Collection entries
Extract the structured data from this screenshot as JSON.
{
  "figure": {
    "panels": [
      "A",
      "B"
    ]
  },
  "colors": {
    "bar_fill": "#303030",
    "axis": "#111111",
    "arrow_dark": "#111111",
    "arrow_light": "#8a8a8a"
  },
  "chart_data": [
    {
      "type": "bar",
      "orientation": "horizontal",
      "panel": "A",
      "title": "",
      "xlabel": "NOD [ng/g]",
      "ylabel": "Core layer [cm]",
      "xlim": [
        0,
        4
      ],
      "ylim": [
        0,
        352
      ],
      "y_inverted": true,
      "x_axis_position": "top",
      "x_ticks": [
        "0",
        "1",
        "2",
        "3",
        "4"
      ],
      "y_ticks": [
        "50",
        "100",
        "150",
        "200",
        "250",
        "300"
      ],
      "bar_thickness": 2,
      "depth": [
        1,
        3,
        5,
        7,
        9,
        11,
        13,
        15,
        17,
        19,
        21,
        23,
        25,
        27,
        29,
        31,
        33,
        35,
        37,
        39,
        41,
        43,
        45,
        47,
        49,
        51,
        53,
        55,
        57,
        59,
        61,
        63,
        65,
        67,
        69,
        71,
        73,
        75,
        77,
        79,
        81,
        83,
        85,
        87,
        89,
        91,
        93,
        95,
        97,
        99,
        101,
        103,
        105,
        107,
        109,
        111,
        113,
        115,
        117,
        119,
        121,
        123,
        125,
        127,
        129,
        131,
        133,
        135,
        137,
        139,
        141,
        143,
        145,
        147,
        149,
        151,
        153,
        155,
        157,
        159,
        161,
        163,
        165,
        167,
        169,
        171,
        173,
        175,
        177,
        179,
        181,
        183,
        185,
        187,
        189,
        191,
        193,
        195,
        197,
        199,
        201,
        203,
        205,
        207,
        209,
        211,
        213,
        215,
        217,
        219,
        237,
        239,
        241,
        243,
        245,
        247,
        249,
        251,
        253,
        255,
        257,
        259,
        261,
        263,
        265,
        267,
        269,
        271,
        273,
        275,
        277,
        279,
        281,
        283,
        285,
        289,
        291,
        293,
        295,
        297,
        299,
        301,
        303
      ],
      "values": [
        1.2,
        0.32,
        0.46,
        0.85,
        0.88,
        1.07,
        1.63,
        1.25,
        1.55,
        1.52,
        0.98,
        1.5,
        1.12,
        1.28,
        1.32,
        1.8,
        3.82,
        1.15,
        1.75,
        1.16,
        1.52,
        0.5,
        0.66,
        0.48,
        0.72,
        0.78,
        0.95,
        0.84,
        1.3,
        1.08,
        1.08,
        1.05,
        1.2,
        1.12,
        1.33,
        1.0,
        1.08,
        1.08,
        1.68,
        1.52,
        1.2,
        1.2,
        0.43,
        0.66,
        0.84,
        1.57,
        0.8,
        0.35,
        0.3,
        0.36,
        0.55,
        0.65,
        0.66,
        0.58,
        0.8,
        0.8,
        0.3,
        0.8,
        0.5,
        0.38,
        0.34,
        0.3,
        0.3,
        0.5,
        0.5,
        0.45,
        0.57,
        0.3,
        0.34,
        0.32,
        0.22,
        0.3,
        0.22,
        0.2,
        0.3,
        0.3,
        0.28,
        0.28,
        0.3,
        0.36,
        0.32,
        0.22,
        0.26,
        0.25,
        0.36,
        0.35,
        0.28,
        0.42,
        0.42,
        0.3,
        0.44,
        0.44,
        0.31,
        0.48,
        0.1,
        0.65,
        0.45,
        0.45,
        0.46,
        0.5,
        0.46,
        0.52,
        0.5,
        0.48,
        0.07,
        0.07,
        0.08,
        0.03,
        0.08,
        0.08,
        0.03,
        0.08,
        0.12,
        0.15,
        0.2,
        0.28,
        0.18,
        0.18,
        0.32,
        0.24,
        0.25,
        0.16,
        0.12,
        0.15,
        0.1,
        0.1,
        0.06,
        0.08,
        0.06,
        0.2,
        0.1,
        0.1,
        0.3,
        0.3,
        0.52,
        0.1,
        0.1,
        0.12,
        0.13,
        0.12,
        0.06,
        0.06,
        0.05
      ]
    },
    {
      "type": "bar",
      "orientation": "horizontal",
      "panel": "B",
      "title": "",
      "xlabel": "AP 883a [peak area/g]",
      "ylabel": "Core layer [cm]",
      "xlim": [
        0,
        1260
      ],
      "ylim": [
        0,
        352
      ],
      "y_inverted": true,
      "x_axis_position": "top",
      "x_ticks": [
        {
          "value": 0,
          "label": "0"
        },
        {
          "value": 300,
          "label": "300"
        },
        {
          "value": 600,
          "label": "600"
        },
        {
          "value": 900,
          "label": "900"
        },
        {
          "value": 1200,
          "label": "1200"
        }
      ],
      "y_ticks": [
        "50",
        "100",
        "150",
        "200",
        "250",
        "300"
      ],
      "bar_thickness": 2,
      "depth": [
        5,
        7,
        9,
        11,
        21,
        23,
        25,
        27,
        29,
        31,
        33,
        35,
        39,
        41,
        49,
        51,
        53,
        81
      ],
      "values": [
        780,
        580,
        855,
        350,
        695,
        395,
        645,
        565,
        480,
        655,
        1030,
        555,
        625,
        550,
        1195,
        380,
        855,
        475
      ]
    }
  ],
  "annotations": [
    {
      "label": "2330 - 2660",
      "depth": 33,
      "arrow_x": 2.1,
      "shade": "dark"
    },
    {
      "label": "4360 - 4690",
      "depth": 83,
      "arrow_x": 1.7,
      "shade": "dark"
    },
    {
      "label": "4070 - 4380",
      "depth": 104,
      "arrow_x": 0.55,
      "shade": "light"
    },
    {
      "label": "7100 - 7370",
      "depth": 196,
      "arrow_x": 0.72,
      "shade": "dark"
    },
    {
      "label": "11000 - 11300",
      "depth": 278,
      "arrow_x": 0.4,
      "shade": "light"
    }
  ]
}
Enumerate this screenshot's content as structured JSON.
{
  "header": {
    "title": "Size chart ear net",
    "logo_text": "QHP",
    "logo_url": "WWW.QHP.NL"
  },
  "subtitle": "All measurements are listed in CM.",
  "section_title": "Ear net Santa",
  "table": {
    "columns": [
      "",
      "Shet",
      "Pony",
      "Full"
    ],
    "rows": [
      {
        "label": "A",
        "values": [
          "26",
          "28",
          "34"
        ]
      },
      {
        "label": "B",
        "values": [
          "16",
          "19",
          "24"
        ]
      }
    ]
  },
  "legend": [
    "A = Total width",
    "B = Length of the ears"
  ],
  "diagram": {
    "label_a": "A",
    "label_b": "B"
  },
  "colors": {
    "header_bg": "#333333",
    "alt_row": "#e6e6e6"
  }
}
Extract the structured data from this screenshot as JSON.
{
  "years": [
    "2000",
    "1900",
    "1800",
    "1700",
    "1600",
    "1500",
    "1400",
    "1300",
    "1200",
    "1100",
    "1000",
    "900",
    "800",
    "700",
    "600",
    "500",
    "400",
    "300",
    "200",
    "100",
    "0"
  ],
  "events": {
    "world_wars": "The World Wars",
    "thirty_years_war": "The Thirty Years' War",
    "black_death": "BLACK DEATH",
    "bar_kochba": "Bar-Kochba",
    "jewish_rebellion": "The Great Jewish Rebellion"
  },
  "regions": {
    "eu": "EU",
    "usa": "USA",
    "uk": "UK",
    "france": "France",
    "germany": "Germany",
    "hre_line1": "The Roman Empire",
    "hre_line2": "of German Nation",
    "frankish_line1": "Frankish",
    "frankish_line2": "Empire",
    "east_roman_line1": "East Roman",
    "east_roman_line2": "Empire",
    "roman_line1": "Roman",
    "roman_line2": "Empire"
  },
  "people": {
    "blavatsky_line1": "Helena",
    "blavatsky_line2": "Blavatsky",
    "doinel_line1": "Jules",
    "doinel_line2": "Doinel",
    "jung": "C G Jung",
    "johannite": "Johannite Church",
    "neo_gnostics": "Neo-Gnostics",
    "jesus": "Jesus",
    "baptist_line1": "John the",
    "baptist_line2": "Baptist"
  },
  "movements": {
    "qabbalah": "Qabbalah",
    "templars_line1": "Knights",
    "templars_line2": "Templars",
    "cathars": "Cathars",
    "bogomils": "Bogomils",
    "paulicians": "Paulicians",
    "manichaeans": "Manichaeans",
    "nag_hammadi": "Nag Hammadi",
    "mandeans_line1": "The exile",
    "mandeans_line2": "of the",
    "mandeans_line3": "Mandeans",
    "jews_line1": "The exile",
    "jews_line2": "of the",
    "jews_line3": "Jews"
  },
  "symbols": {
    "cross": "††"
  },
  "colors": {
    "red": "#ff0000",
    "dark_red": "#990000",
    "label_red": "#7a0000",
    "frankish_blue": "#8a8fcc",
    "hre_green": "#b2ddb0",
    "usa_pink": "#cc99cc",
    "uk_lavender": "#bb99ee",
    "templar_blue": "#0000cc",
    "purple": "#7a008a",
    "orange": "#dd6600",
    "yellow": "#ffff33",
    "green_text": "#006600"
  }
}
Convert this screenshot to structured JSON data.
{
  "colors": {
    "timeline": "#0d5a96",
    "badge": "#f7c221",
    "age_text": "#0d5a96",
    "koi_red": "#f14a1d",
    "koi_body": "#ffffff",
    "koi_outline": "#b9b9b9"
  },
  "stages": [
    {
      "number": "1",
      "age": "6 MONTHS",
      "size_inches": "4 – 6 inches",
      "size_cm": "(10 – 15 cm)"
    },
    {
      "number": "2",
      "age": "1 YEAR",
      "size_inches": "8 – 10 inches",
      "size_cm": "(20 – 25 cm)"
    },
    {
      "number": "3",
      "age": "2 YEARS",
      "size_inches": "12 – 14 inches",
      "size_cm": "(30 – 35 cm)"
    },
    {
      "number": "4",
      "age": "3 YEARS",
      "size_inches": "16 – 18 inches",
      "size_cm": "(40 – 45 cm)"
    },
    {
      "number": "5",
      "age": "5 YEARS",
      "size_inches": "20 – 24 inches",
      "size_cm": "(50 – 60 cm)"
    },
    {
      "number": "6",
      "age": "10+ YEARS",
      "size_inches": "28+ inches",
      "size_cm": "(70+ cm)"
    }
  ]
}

_WHAT IS BEING ASKED_: Tally the lines in the entries above that hold the word "JSON". Reply with nothing but that count.

_RESPONSE BELOW_: 4